### DATA SUPPLIED
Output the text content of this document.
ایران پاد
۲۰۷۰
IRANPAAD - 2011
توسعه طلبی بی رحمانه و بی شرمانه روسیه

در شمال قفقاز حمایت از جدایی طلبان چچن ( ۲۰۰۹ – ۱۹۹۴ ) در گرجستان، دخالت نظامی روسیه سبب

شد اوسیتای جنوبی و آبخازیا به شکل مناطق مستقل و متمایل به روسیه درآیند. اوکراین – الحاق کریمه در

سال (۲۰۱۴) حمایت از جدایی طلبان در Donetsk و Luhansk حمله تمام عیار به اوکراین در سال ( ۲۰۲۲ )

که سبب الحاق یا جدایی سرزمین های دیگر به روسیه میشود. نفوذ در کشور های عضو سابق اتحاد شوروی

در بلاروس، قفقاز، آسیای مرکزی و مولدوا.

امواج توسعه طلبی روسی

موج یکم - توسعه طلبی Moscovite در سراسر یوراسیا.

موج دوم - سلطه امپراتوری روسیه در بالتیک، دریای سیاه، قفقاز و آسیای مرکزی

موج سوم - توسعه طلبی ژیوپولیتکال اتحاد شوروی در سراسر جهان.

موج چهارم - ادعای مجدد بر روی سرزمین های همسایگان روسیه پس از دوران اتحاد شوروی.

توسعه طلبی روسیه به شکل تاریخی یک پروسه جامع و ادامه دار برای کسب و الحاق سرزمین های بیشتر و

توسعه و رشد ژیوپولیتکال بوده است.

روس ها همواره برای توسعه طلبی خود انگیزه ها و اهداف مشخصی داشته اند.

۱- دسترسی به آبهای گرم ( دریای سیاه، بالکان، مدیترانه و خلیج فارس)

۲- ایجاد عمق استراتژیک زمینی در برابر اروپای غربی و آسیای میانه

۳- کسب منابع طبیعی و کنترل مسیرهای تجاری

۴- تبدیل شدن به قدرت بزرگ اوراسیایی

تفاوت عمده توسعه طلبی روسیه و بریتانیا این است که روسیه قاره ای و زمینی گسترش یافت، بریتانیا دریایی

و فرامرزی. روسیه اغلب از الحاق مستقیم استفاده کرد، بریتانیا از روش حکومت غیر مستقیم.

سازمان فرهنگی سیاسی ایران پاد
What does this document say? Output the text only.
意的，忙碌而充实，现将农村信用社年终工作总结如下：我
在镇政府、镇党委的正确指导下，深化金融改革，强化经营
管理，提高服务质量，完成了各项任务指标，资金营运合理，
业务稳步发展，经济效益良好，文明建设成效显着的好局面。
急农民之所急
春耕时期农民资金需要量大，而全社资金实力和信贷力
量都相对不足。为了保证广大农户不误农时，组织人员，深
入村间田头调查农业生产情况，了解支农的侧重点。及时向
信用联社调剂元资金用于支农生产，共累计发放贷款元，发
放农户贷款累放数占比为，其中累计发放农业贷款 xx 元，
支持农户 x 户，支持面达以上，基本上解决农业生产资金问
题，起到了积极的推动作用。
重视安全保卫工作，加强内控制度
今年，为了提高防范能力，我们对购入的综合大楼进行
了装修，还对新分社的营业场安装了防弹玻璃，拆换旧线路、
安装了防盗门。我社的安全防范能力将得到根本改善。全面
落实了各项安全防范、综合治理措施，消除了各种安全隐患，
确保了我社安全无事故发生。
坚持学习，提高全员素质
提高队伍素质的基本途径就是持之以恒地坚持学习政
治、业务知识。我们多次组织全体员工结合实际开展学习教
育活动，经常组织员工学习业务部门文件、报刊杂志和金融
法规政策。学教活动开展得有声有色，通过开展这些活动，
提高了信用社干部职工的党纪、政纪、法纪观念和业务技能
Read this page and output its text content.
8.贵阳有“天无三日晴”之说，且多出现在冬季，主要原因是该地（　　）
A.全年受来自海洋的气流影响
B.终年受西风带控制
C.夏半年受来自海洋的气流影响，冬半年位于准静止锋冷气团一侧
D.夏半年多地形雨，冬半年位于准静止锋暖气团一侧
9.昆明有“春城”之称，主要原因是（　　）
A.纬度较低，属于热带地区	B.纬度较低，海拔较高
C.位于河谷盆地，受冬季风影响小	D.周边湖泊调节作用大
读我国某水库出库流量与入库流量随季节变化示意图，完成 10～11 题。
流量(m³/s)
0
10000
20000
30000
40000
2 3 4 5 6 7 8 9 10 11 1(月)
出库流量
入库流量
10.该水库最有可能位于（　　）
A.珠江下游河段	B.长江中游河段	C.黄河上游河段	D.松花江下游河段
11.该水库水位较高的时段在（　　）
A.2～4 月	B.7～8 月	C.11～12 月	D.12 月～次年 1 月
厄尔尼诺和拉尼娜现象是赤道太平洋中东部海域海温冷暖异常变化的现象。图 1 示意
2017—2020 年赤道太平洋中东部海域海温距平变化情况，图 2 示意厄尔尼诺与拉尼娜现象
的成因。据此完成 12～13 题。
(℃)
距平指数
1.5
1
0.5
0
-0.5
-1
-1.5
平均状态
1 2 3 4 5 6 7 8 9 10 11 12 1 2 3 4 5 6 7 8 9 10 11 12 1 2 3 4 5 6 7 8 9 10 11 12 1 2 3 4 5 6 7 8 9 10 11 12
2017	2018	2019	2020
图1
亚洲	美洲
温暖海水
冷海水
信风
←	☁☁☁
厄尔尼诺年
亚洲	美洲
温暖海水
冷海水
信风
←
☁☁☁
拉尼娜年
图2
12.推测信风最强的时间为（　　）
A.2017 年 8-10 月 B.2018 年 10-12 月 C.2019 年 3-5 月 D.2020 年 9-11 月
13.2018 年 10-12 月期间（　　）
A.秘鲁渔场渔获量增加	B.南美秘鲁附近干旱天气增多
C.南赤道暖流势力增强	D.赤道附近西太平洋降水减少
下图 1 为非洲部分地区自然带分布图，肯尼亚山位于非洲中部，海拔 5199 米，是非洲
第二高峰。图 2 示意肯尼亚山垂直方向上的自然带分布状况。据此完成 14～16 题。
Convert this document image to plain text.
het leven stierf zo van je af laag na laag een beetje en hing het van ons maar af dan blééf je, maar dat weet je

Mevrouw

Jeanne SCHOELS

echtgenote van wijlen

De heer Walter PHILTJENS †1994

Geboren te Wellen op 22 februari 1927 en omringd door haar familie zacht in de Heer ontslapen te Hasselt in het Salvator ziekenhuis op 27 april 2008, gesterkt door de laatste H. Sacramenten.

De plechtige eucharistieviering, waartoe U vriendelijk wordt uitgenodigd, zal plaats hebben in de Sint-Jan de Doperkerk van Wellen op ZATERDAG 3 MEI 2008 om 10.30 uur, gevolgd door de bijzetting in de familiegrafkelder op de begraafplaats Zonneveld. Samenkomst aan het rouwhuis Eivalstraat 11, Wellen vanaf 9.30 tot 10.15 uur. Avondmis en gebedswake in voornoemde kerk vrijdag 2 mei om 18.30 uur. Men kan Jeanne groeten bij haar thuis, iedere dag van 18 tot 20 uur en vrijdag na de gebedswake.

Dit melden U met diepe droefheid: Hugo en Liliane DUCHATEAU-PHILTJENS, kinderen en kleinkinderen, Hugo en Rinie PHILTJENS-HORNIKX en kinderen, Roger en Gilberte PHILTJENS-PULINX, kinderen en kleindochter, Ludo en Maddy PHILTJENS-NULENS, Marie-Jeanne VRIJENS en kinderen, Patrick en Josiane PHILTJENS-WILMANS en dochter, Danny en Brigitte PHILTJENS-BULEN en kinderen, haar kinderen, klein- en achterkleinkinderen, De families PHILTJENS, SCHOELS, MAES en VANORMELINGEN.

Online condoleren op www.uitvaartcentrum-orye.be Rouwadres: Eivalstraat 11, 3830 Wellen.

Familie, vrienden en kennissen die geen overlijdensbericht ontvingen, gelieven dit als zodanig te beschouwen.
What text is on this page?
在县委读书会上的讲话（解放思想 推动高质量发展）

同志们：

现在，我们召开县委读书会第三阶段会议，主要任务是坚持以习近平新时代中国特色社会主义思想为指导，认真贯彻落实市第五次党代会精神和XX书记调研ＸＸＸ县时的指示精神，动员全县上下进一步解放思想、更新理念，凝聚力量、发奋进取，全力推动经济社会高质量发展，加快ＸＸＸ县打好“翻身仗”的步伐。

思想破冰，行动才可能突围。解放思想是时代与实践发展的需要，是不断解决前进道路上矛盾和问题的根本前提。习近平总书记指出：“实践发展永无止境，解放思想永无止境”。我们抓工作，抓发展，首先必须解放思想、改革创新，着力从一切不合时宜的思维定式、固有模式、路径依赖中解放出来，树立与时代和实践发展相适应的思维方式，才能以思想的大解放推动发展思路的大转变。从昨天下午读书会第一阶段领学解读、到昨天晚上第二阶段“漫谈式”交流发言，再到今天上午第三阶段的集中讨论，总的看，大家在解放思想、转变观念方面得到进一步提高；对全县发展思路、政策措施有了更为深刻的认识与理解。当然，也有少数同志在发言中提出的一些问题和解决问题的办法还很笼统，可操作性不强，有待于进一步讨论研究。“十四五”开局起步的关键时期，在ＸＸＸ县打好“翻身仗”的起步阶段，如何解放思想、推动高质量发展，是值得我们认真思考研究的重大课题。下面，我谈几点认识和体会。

### WHAT THE TASK REQUIRES
Extract every line of the records above that contains the word "اوکراین".

### SOLUTION TO THE EXERCISE
شد اوسیتای جنوبی و آبخازیا به شکل مناطق مستقل و متمایل به روسیه درآیند. اوکراین – الحاق کریمه در
سال (۲۰۱۴) حمایت از جدایی طلبان در Donetsk و Luhansk حمله تمام عیار به اوکراین در سال ( ۲۰۲۲ )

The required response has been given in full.